*WHAT YOU SHOULD DO:*
Every line below is to be quoted exactly, with nothing added or dropped.

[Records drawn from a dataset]
====

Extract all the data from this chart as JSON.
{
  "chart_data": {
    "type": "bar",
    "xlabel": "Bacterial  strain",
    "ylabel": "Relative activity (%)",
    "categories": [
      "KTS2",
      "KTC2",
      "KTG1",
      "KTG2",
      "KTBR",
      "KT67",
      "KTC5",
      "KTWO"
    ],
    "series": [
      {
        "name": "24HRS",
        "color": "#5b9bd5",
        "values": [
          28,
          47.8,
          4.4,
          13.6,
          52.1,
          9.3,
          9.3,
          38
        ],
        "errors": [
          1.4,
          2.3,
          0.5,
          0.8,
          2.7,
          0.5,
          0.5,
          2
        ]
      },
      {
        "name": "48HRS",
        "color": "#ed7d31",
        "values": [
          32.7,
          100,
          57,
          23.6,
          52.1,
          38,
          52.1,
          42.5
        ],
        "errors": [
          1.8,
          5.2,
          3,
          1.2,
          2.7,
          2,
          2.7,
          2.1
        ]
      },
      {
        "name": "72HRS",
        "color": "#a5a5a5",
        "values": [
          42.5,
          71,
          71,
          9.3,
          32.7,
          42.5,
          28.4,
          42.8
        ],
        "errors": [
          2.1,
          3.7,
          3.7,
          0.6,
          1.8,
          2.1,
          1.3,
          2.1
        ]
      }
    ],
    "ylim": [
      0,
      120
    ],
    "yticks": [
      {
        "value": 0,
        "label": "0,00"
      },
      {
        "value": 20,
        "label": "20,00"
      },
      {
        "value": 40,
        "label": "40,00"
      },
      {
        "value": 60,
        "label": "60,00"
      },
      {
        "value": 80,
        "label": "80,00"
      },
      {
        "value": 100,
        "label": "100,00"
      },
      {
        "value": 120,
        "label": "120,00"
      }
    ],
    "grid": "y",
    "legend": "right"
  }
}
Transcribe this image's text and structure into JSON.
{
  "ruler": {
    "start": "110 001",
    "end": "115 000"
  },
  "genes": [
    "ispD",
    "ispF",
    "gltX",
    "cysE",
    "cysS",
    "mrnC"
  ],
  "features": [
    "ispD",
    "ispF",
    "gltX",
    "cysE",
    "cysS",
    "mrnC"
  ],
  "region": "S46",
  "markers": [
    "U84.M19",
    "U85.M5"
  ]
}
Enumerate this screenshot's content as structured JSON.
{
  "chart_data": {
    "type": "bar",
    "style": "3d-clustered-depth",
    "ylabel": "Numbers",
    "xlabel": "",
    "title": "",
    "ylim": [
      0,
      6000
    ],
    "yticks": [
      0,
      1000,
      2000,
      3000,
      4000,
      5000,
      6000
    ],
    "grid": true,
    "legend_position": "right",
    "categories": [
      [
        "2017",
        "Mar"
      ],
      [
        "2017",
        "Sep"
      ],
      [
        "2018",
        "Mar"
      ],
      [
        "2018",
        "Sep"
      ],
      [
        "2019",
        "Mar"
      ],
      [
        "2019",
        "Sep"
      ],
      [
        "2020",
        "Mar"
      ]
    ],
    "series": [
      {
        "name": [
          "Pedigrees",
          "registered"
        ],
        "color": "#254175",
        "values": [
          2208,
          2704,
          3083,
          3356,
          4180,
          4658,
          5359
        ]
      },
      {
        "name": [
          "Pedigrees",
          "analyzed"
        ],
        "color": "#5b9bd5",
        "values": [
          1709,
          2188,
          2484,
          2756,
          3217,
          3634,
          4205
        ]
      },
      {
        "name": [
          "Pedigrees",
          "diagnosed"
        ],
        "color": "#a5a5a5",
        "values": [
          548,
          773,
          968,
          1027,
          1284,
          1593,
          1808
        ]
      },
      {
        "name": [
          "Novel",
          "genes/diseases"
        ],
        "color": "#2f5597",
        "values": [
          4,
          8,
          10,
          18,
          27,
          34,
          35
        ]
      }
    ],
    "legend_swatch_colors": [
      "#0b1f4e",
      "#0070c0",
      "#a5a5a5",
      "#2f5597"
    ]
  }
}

====

*OUTPUT:*
Extract all the data from this chart as JSON.
{
  "chart_data": {
    "type": "bar",
    "xlabel": "Bacterial  strain",
    "ylabel": "Relative activity (%)",
    "categories": [
      "KTS2",
      "KTC2",
      "KTG1",
      "KTG2",
      "KTBR",
      "KT67",
      "KTC5",
      "KTWO"
    ],
    "series": [
      {
        "name": "24HRS",
        "color": "#5b9bd5",
        "values": [
          28,
          47.8,
          4.4,
          13.6,
          52.1,
          9.3,
          9.3,
          38
        ],
        "errors": [
          1.4,
          2.3,
          0.5,
          0.8,
          2.7,
          0.5,
          0.5,
          2
        ]
      },
      {
        "name": "48HRS",
        "color": "#ed7d31",
        "values": [
          32.7,
          100,
          57,
          23.6,
          52.1,
          38,
          52.1,
          42.5
        ],
        "errors": [
          1.8,
          5.2,
          3,
          1.2,
          2.7,
          2,
          2.7,
          2.1
        ]
      },
      {
        "name": "72HRS",
        "color": "#a5a5a5",
        "values": [
          42.5,
          71,
          71,
          9.3,
          32.7,
          42.5,
          28.4,
          42.8
        ],
        "errors": [
          2.1,
          3.7,
          3.7,
          0.6,
          1.8,
          2.1,
          1.3,
          2.1
        ]
      }
    ],
    "ylim": [
      0,
      120
    ],
    "yticks": [
      {
        "value": 0,
        "label": "0,00"
      },
      {
        "value": 20,
        "label": "20,00"
      },
      {
        "value": 40,
        "label": "40,00"
      },
      {
        "value": 60,
        "label": "60,00"
      },
      {
        "value": 80,
        "label": "80,00"
      },
      {
        "value": 100,
        "label": "100,00"
      },
      {
        "value": 120,
        "label": "120,00"
      }
    ],
    "grid": "y",
    "legend": "right"
  }
}
Transcribe this image's text and structure into JSON.
{
  "ruler": {
    "start": "110 001",
    "end": "115 000"
  },
  "genes": [
    "ispD",
    "ispF",
    "gltX",
    "cysE",
    "cysS",
    "mrnC"
  ],
  "features": [
    "ispD",
    "ispF",
    "gltX",
    "cysE",
    "cysS",
    "mrnC"
  ],
  "region": "S46",
  "markers": [
    "U84.M19",
    "U85.M5"
  ]
}
Enumerate this screenshot's content as structured JSON.
{
  "chart_data": {
    "type": "bar",
    "style": "3d-clustered-depth",
    "ylabel": "Numbers",
    "xlabel": "",
    "title": "",
    "ylim": [
      0,
      6000
    ],
    "yticks": [
      0,
      1000,
      2000,
      3000,
      4000,
      5000,
      6000
    ],
    "grid": true,
    "legend_position": "right",
    "categories": [
      [
        "2017",
        "Mar"
      ],
      [
        "2017",
        "Sep"
      ],
      [
        "2018",
        "Mar"
      ],
      [
        "2018",
        "Sep"
      ],
      [
        "2019",
        "Mar"
      ],
      [
        "2019",
        "Sep"
      ],
      [
        "2020",
        "Mar"
      ]
    ],
    "series": [
      {
        "name": [
          "Pedigrees",
          "registered"
        ],
        "color": "#254175",
        "values": [
          2208,
          2704,
          3083,
          3356,
          4180,
          4658,
          5359
        ]
      },
      {
        "name": [
          "Pedigrees",
          "analyzed"
        ],
        "color": "#5b9bd5",
        "values": [
          1709,
          2188,
          2484,
          2756,
          3217,
          3634,
          4205
        ]
      },
      {
        "name": [
          "Pedigrees",
          "diagnosed"
        ],
        "color": "#a5a5a5",
        "values": [
          548,
          773,
          968,
          1027,
          1284,
          1593,
          1808
        ]
      },
      {
        "name": [
          "Novel",
          "genes/diseases"
        ],
        "color": "#2f5597",
        "values": [
          4,
          8,
          10,
          18,
          27,
          34,
          35
        ]
      }
    ],
    "legend_swatch_colors": [
      "#0b1f4e",
      "#0070c0",
      "#a5a5a5",
      "#2f5597"
    ]
  }
}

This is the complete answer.